— Start —
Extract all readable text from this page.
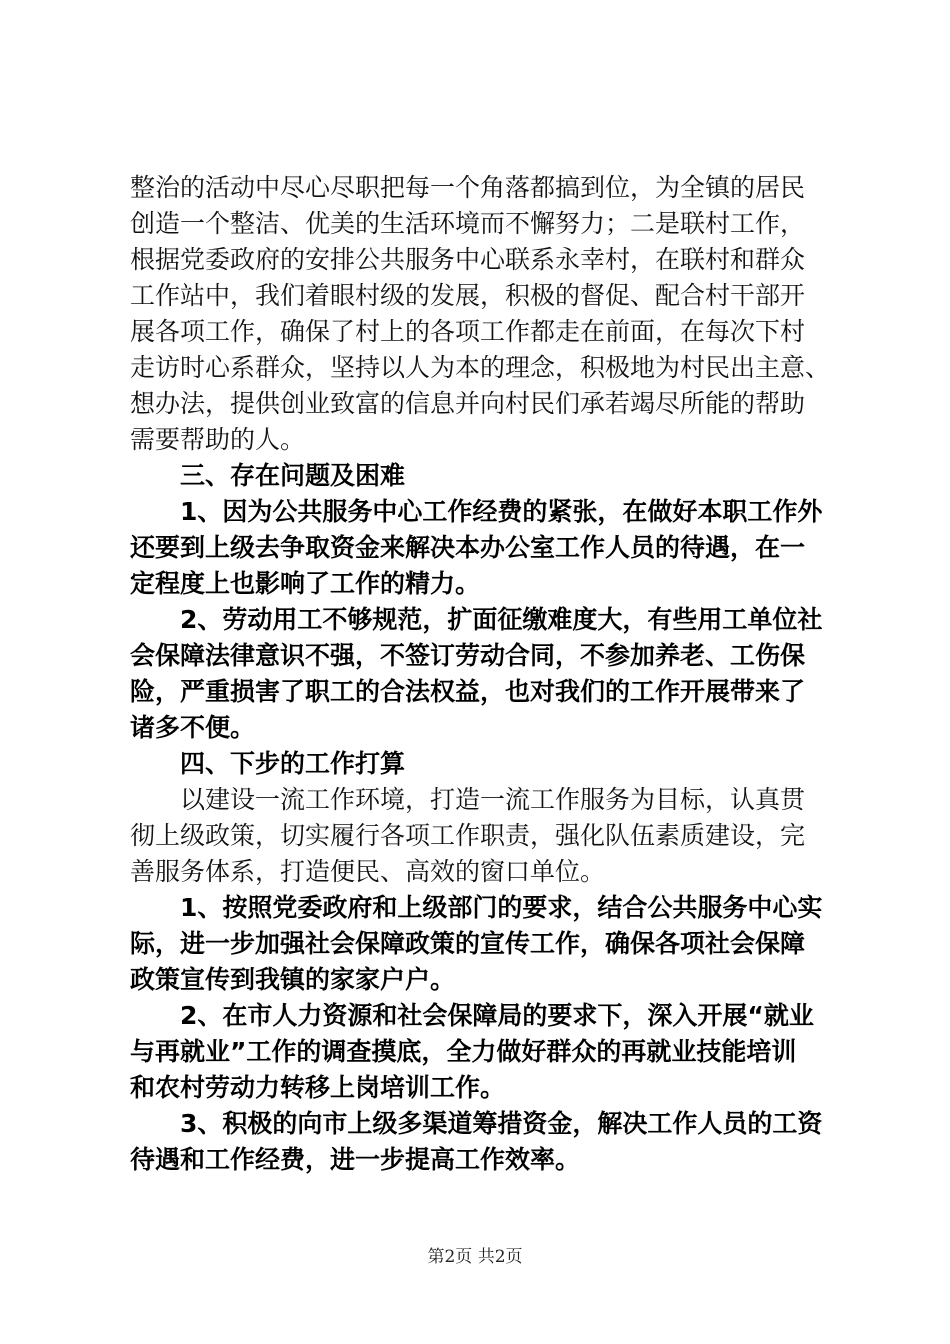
整治的活动中尽心尽职把每一个角落都搞到位，为全镇的居民
创造一个整洁、优美的生活环境而不懈努力；二是联村工作，
根据党委政府的安排公共服务中心联系永幸村，在联村和群众
工作站中，我们着眼村级的发展，积极的督促、配合村干部开
展各项工作，确保了村上的各项工作都走在前面，在每次下村
走访时心系群众，坚持以人为本的理念，积极地为村民出主意、
想办法，提供创业致富的信息并向村民们承若竭尽所能的帮助
需要帮助的人。
三、存在问题及困难
1、因为公共服务中心工作经费的紧张，在做好本职工作外
还要到上级去争取资金来解决本办公室工作人员的待遇，在一
定程度上也影响了工作的精力。
2、劳动用工不够规范，扩面征缴难度大，有些用工单位社
会保障法律意识不强，不签订劳动合同，不参加养老、工伤保
险，严重损害了职工的合法权益，也对我们的工作开展带来了
诸多不便。
四、下步的工作打算
以建设一流工作环境，打造一流工作服务为目标，认真贯
彻上级政策，切实履行各项工作职责，强化队伍素质建设，完
善服务体系，打造便民、高效的窗口单位。
1、按照党委政府和上级部门的要求，结合公共服务中心实
际，进一步加强社会保障政策的宣传工作，确保各项社会保障
政策宣传到我镇的家家户户。
2、在市人力资源和社会保障局的要求下，深入开展“就业
与再就业”工作的调查摸底，全力做好群众的再就业技能培训
和农村劳动力转移上岗培训工作。
3、积极的向市上级多渠道筹措资金，解决工作人员的工资
待遇和工作经费，进一步提高工作效率。
第2页 共2页
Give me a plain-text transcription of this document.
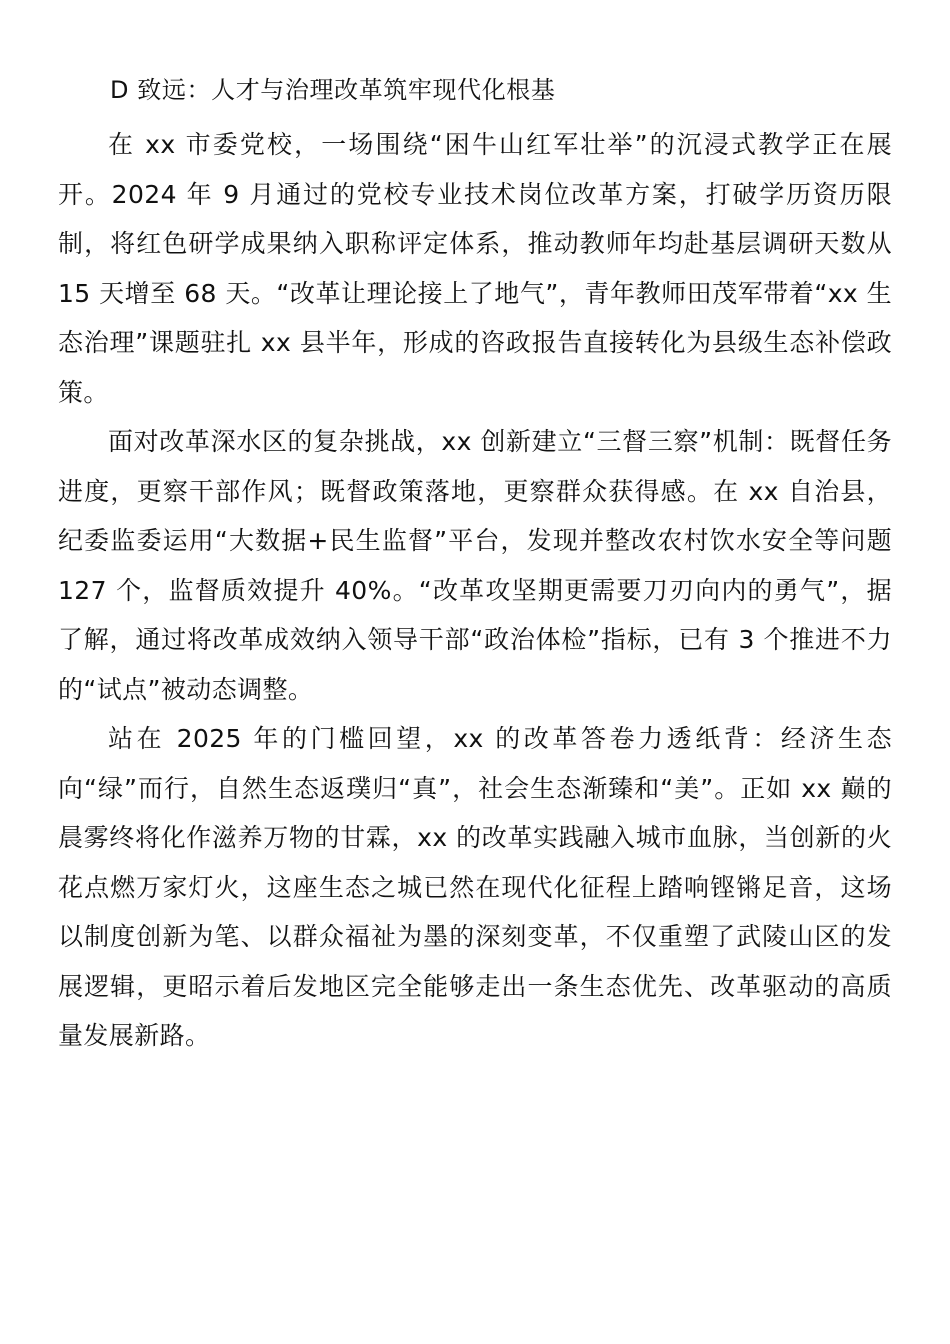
D 致远：人才与治理改革筑牢现代化根基

在 xx 市委党校，一场围绕“困牛山红军壮举”的沉浸式教学正在展开。2024 年 9 月通过的党校专业技术岗位改革方案，打破学历资历限制，将红色研学成果纳入职称评定体系，推动教师年均赴基层调研天数从 15 天增至 68 天。“改革让理论接上了地气”，青年教师田茂军带着“xx 生态治理”课题驻扎 xx 县半年，形成的咨政报告直接转化为县级生态补偿政策。

面对改革深水区的复杂挑战，xx 创新建立“三督三察”机制：既督任务进度，更察干部作风；既督政策落地，更察群众获得感。在 xx 自治县，纪委监委运用“大数据+民生监督”平台，发现并整改农村饮水安全等问题 127 个，监督质效提升 40%。“改革攻坚期更需要刀刃向内的勇气”，据了解，通过将改革成效纳入领导干部“政治体检”指标，已有 3 个推进不力的“试点”被动态调整。

站在 2025 年的门槛回望，xx 的改革答卷力透纸背：经济生态向“绿”而行，自然生态返璞归“真”，社会生态渐臻和“美”。正如 xx 巅的晨雾终将化作滋养万物的甘霖，xx 的改革实践融入城市血脉，当创新的火花点燃万家灯火，这座生态之城已然在现代化征程上踏响铿锵足音，这场以制度创新为笔、以群众福祉为墨的深刻变革，不仅重塑了武陵山区的发展逻辑，更昭示着后发地区完全能够走出一条生态优先、改革驱动的高质量发展新路。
— End —
Make an exact copy of all the material, but keep the pictures out of it.

◆ **Problem solution**:
Extract all readable text from this page.
整治的活动中尽心尽职把每一个角落都搞到位，为全镇的居民
创造一个整洁、优美的生活环境而不懈努力；二是联村工作，
根据党委政府的安排公共服务中心联系永幸村，在联村和群众
工作站中，我们着眼村级的发展，积极的督促、配合村干部开
展各项工作，确保了村上的各项工作都走在前面，在每次下村
走访时心系群众，坚持以人为本的理念，积极地为村民出主意、
想办法，提供创业致富的信息并向村民们承若竭尽所能的帮助
需要帮助的人。
三、存在问题及困难
1、因为公共服务中心工作经费的紧张，在做好本职工作外
还要到上级去争取资金来解决本办公室工作人员的待遇，在一
定程度上也影响了工作的精力。
2、劳动用工不够规范，扩面征缴难度大，有些用工单位社
会保障法律意识不强，不签订劳动合同，不参加养老、工伤保
险，严重损害了职工的合法权益，也对我们的工作开展带来了
诸多不便。
四、下步的工作打算
以建设一流工作环境，打造一流工作服务为目标，认真贯
彻上级政策，切实履行各项工作职责，强化队伍素质建设，完
善服务体系，打造便民、高效的窗口单位。
1、按照党委政府和上级部门的要求，结合公共服务中心实
际，进一步加强社会保障政策的宣传工作，确保各项社会保障
政策宣传到我镇的家家户户。
2、在市人力资源和社会保障局的要求下，深入开展“就业
与再就业”工作的调查摸底，全力做好群众的再就业技能培训
和农村劳动力转移上岗培训工作。
3、积极的向市上级多渠道筹措资金，解决工作人员的工资
待遇和工作经费，进一步提高工作效率。
第2页 共2页
Give me a plain-text transcription of this document.
D 致远：人才与治理改革筑牢现代化根基

在 xx 市委党校，一场围绕“困牛山红军壮举”的沉浸式教学正在展开。2024 年 9 月通过的党校专业技术岗位改革方案，打破学历资历限制，将红色研学成果纳入职称评定体系，推动教师年均赴基层调研天数从 15 天增至 68 天。“改革让理论接上了地气”，青年教师田茂军带着“xx 生态治理”课题驻扎 xx 县半年，形成的咨政报告直接转化为县级生态补偿政策。

面对改革深水区的复杂挑战，xx 创新建立“三督三察”机制：既督任务进度，更察干部作风；既督政策落地，更察群众获得感。在 xx 自治县，纪委监委运用“大数据+民生监督”平台，发现并整改农村饮水安全等问题 127 个，监督质效提升 40%。“改革攻坚期更需要刀刃向内的勇气”，据了解，通过将改革成效纳入领导干部“政治体检”指标，已有 3 个推进不力的“试点”被动态调整。

站在 2025 年的门槛回望，xx 的改革答卷力透纸背：经济生态向“绿”而行，自然生态返璞归“真”，社会生态渐臻和“美”。正如 xx 巅的晨雾终将化作滋养万物的甘霖，xx 的改革实践融入城市血脉，当创新的火花点燃万家灯火，这座生态之城已然在现代化征程上踏响铿锵足音，这场以制度创新为笔、以群众福祉为墨的深刻变革，不仅重塑了武陵山区的发展逻辑，更昭示着后发地区完全能够走出一条生态优先、改革驱动的高质量发展新路。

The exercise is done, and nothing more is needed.